(Data records)
>> BEGIN
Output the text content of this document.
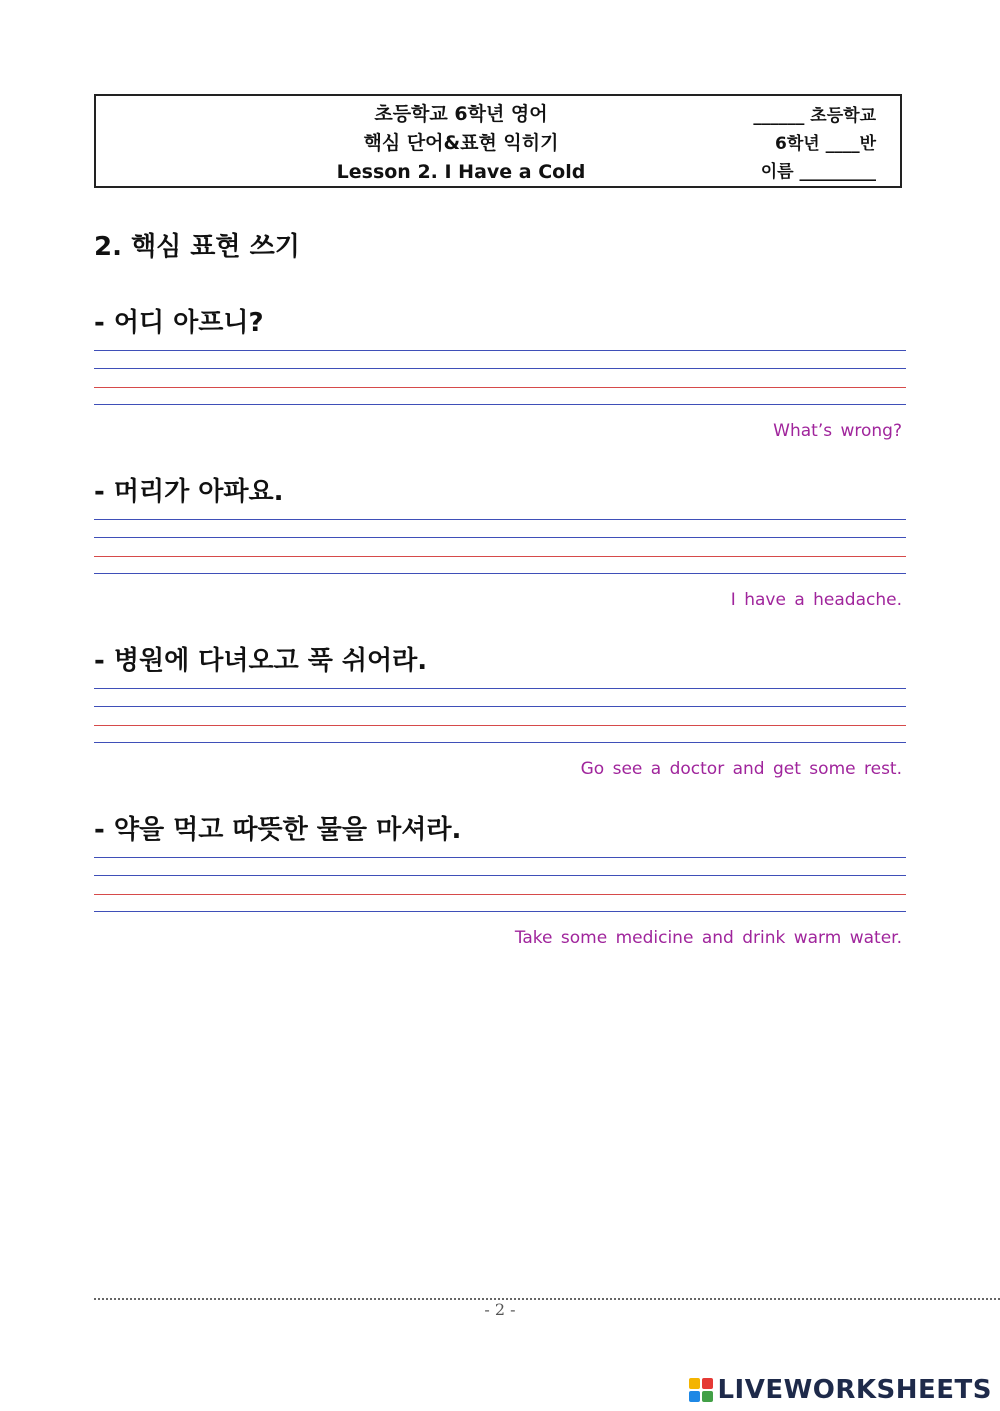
초등학교 6학년 영어
핵심 단어&표현 익히기
Lesson 2. I Have a Cold
______ 초등학교
6학년 ____반
이름 _________
2. 핵심 표현 쓰기
- 어디 아프니?
What’s wrong?
- 머리가 아파요.
I have a headache.
- 병원에 다녀오고 푹 쉬어라.
Go see a doctor and get some rest.
- 약을 먹고 따뜻한 물을 마셔라.
Take some medicine and drink warm water.
- 2 -
LIVEWORKSHEETS
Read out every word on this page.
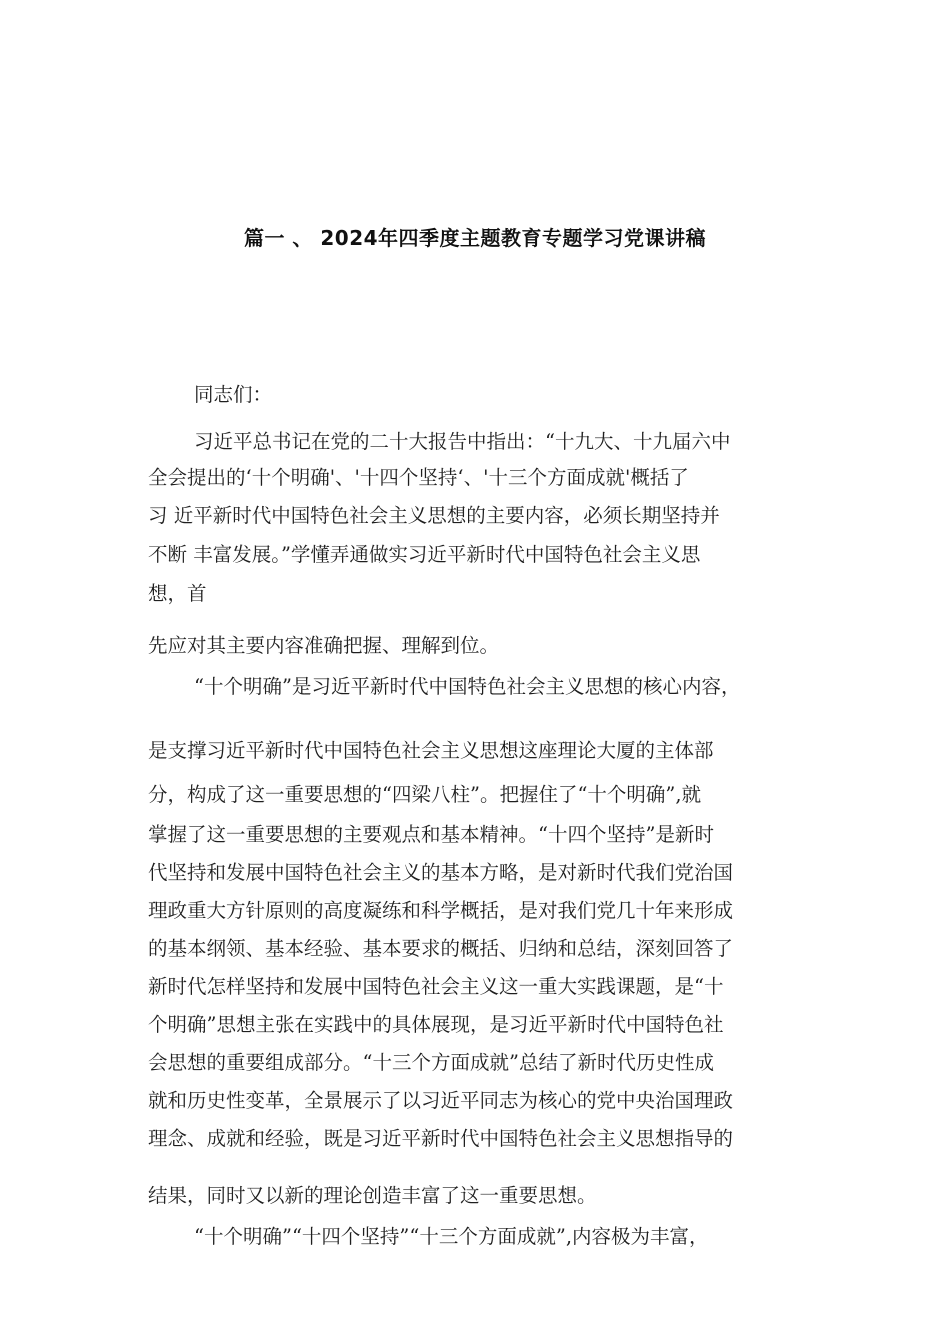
篇一 、 2024年四季度主题教育专题学习党课讲稿
同志们：
习近平总书记在党的二十大报告中指出：“十九大、十九届六中
全会提出的‘十个明确'、'十四个坚持‘、'十三个方面成就'概括了
习 近平新时代中国特色社会主义思想的主要内容，必须长期坚持并
不断 丰富发展。”学懂弄通做实习近平新时代中国特色社会主义思
想，首
先应对其主要内容准确把握、理解到位。
“十个明确”是习近平新时代中国特色社会主义思想的核心内容，
是支撑习近平新时代中国特色社会主义思想这座理论大厦的主体部
分，构成了这一重要思想的“四梁八柱”。把握住了“十个明确”,就
掌握了这一重要思想的主要观点和基本精神。“十四个坚持”是新时
代坚持和发展中国特色社会主义的基本方略，是对新时代我们党治国
理政重大方针原则的高度凝练和科学概括，是对我们党几十年来形成
的基本纲领、基本经验、基本要求的概括、归纳和总结，深刻回答了
新时代怎样坚持和发展中国特色社会主义这一重大实践课题，是“十
个明确”思想主张在实践中的具体展现，是习近平新时代中国特色社
会思想的重要组成部分。“十三个方面成就”总结了新时代历史性成
就和历史性变革，全景展示了以习近平同志为核心的党中央治国理政
理念、成就和经验，既是习近平新时代中国特色社会主义思想指导的
结果，同时又以新的理论创造丰富了这一重要思想。
“十个明确”“十四个坚持”“十三个方面成就”,内容极为丰富，
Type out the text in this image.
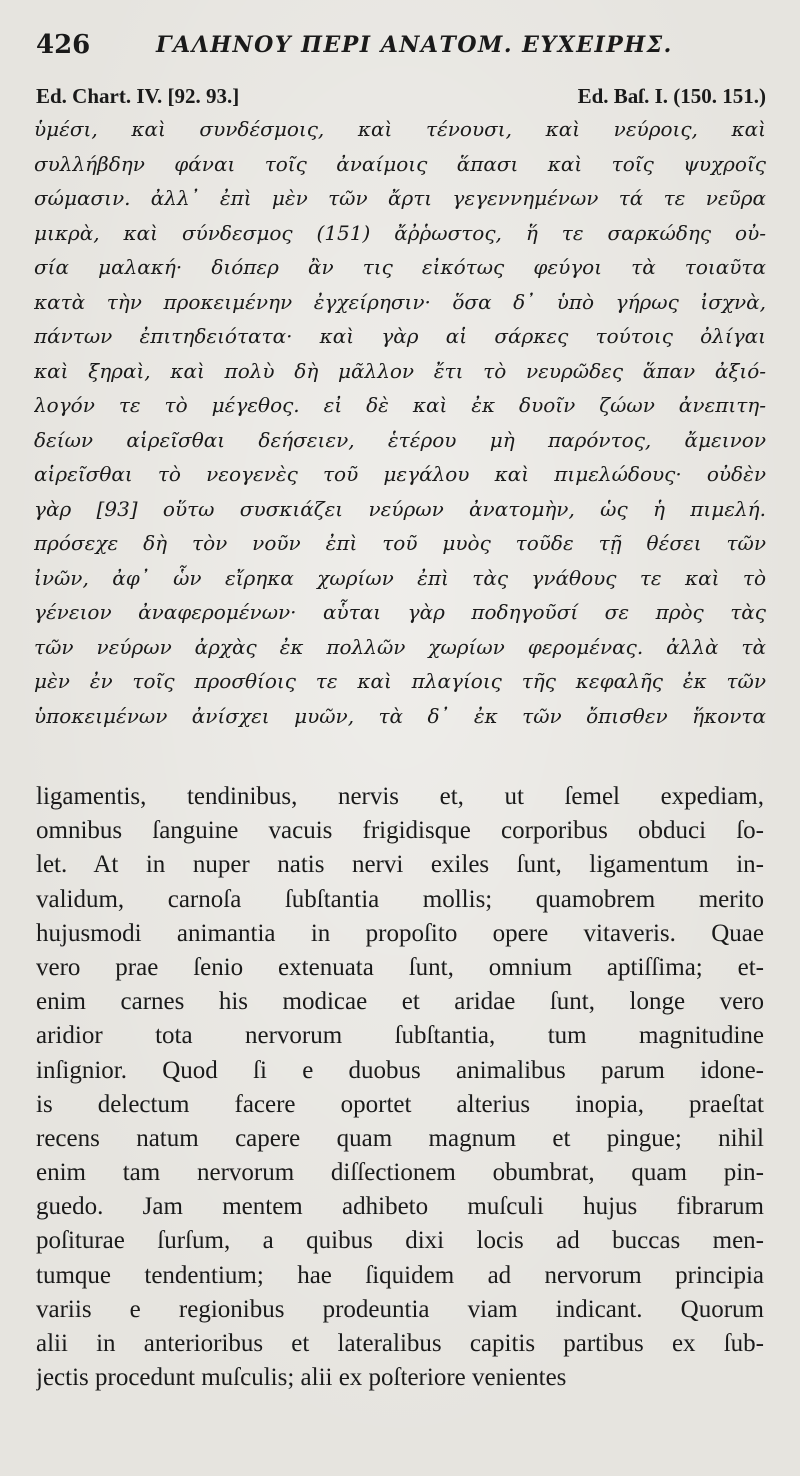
426	ΓΑΛΗΝΟΥ ΠΕΡΙ ΑΝΑΤΟΜ. ΕΥΧΕΙΡΗΣ.
Ed. Chart. IV. [92. 93.]	Ed. Baſ. I. (150. 151.)
ὑμέσι, καὶ συνδέσμοις, καὶ τένουσι, καὶ νεύροις, καὶ
συλλήβδην φάναι τοῖς ἀναίμοις ἅπασι καὶ τοῖς ψυχροῖς
σώμασιν. ἀλλ᾽ ἐπὶ μὲν τῶν ἄρτι γεγεννημένων τά τε νεῦρα
μικρὰ, καὶ σύνδεσμος (151) ἄῤῥωστος, ἥ τε σαρκώδης οὐ-
σία μαλακή· διόπερ ἂν τις εἰκότως φεύγοι τὰ τοιαῦτα
κατὰ τὴν προκειμένην ἐγχείρησιν· ὅσα δ᾽ ὑπὸ γήρως ἰσχνὰ,
πάντων ἐπιτηδειότατα· καὶ γὰρ αἱ σάρκες τούτοις ὀλίγαι
καὶ ξηραὶ, καὶ πολὺ δὴ μᾶλλον ἔτι τὸ νευρῶδες ἅπαν ἀξιό-
λογόν τε τὸ μέγεθος. εἰ δὲ καὶ ἐκ δυοῖν ζώων ἀνεπιτη-
δείων αἱρεῖσθαι δεήσειεν, ἑτέρου μὴ παρόντος, ἄμεινον
αἱρεῖσθαι τὸ νεογενὲς τοῦ μεγάλου καὶ πιμελώδους· οὐδὲν
γὰρ [93] οὕτω συσκιάζει νεύρων ἀνατομὴν, ὡς ἡ πιμελή.
πρόσεχε δὴ τὸν νοῦν ἐπὶ τοῦ μυὸς τοῦδε τῇ θέσει τῶν
ἰνῶν, ἀφ᾽ ὧν εἴρηκα χωρίων ἐπὶ τὰς γνάθους τε καὶ τὸ
γένειον ἀναφερομένων· αὗται γὰρ ποδηγοῦσί σε πρὸς τὰς
τῶν νεύρων ἀρχὰς ἐκ πολλῶν χωρίων φερομένας. ἀλλὰ τὰ
μὲν ἐν τοῖς προσθίοις τε καὶ πλαγίοις τῆς κεφαλῆς ἐκ τῶν
ὑποκειμένων ἀνίσχει μυῶν, τὰ δ᾽ ἐκ τῶν ὄπισθεν ἥκοντα
ligamentis, tendinibus, nervis et, ut ſemel expediam,
omnibus ſanguine vacuis frigidisque corporibus obduci ſo-
let. At in nuper natis nervi exiles ſunt, ligamentum in-
validum, carnoſa ſubſtantia mollis; quamobrem merito
hujusmodi animantia in propoſito opere vitaveris. Quae
vero prae ſenio extenuata ſunt, omnium aptiſſima; et-
enim carnes his modicae et aridae ſunt, longe vero
aridior tota nervorum ſubſtantia, tum magnitudine
inſignior. Quod ſi e duobus animalibus parum idone-
is delectum facere oportet alterius inopia, praeſtat
recens natum capere quam magnum et pingue; nihil
enim tam nervorum diſſectionem obumbrat, quam pin-
guedo. Jam mentem adhibeto muſculi hujus fibrarum
poſiturae ſurſum, a quibus dixi locis ad buccas men-
tumque tendentium; hae ſiquidem ad nervorum principia
variis e regionibus prodeuntia viam indicant. Quorum
alii in anterioribus et lateralibus capitis partibus ex ſub-
jectis procedunt muſculis; alii ex poſteriore venientes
>> END
Are you able to set down all the lines above exactly, without any pictures?

Output the text content of this document.
초등학교 6학년 영어
핵심 단어&표현 익히기
Lesson 2. I Have a Cold
______ 초등학교
6학년 ____반
이름 _________
2. 핵심 표현 쓰기
- 어디 아프니?
What’s wrong?
- 머리가 아파요.
I have a headache.
- 병원에 다녀오고 푹 쉬어라.
Go see a doctor and get some rest.
- 약을 먹고 따뜻한 물을 마셔라.
Take some medicine and drink warm water.
- 2 -
LIVEWORKSHEETS
Read out every word on this page.
篇一 、 2024年四季度主题教育专题学习党课讲稿
同志们：
习近平总书记在党的二十大报告中指出：“十九大、十九届六中
全会提出的‘十个明确'、'十四个坚持‘、'十三个方面成就'概括了
习 近平新时代中国特色社会主义思想的主要内容，必须长期坚持并
不断 丰富发展。”学懂弄通做实习近平新时代中国特色社会主义思
想，首
先应对其主要内容准确把握、理解到位。
“十个明确”是习近平新时代中国特色社会主义思想的核心内容，
是支撑习近平新时代中国特色社会主义思想这座理论大厦的主体部
分，构成了这一重要思想的“四梁八柱”。把握住了“十个明确”,就
掌握了这一重要思想的主要观点和基本精神。“十四个坚持”是新时
代坚持和发展中国特色社会主义的基本方略，是对新时代我们党治国
理政重大方针原则的高度凝练和科学概括，是对我们党几十年来形成
的基本纲领、基本经验、基本要求的概括、归纳和总结，深刻回答了
新时代怎样坚持和发展中国特色社会主义这一重大实践课题，是“十
个明确”思想主张在实践中的具体展现，是习近平新时代中国特色社
会思想的重要组成部分。“十三个方面成就”总结了新时代历史性成
就和历史性变革，全景展示了以习近平同志为核心的党中央治国理政
理念、成就和经验，既是习近平新时代中国特色社会主义思想指导的
结果，同时又以新的理论创造丰富了这一重要思想。
“十个明确”“十四个坚持”“十三个方面成就”,内容极为丰富，
Type out the text in this image.
426	ΓΑΛΗΝΟΥ ΠΕΡΙ ΑΝΑΤΟΜ. ΕΥΧΕΙΡΗΣ.
Ed. Chart. IV. [92. 93.]	Ed. Baſ. I. (150. 151.)
ὑμέσι, καὶ συνδέσμοις, καὶ τένουσι, καὶ νεύροις, καὶ
συλλήβδην φάναι τοῖς ἀναίμοις ἅπασι καὶ τοῖς ψυχροῖς
σώμασιν. ἀλλ᾽ ἐπὶ μὲν τῶν ἄρτι γεγεννημένων τά τε νεῦρα
μικρὰ, καὶ σύνδεσμος (151) ἄῤῥωστος, ἥ τε σαρκώδης οὐ-
σία μαλακή· διόπερ ἂν τις εἰκότως φεύγοι τὰ τοιαῦτα
κατὰ τὴν προκειμένην ἐγχείρησιν· ὅσα δ᾽ ὑπὸ γήρως ἰσχνὰ,
πάντων ἐπιτηδειότατα· καὶ γὰρ αἱ σάρκες τούτοις ὀλίγαι
καὶ ξηραὶ, καὶ πολὺ δὴ μᾶλλον ἔτι τὸ νευρῶδες ἅπαν ἀξιό-
λογόν τε τὸ μέγεθος. εἰ δὲ καὶ ἐκ δυοῖν ζώων ἀνεπιτη-
δείων αἱρεῖσθαι δεήσειεν, ἑτέρου μὴ παρόντος, ἄμεινον
αἱρεῖσθαι τὸ νεογενὲς τοῦ μεγάλου καὶ πιμελώδους· οὐδὲν
γὰρ [93] οὕτω συσκιάζει νεύρων ἀνατομὴν, ὡς ἡ πιμελή.
πρόσεχε δὴ τὸν νοῦν ἐπὶ τοῦ μυὸς τοῦδε τῇ θέσει τῶν
ἰνῶν, ἀφ᾽ ὧν εἴρηκα χωρίων ἐπὶ τὰς γνάθους τε καὶ τὸ
γένειον ἀναφερομένων· αὗται γὰρ ποδηγοῦσί σε πρὸς τὰς
τῶν νεύρων ἀρχὰς ἐκ πολλῶν χωρίων φερομένας. ἀλλὰ τὰ
μὲν ἐν τοῖς προσθίοις τε καὶ πλαγίοις τῆς κεφαλῆς ἐκ τῶν
ὑποκειμένων ἀνίσχει μυῶν, τὰ δ᾽ ἐκ τῶν ὄπισθεν ἥκοντα
ligamentis, tendinibus, nervis et, ut ſemel expediam,
omnibus ſanguine vacuis frigidisque corporibus obduci ſo-
let. At in nuper natis nervi exiles ſunt, ligamentum in-
validum, carnoſa ſubſtantia mollis; quamobrem merito
hujusmodi animantia in propoſito opere vitaveris. Quae
vero prae ſenio extenuata ſunt, omnium aptiſſima; et-
enim carnes his modicae et aridae ſunt, longe vero
aridior tota nervorum ſubſtantia, tum magnitudine
inſignior. Quod ſi e duobus animalibus parum idone-
is delectum facere oportet alterius inopia, praeſtat
recens natum capere quam magnum et pingue; nihil
enim tam nervorum diſſectionem obumbrat, quam pin-
guedo. Jam mentem adhibeto muſculi hujus fibrarum
poſiturae ſurſum, a quibus dixi locis ad buccas men-
tumque tendentium; hae ſiquidem ad nervorum principia
variis e regionibus prodeuntia viam indicant. Quorum
alii in anterioribus et lateralibus capitis partibus ex ſub-
jectis procedunt muſculis; alii ex poſteriore venientes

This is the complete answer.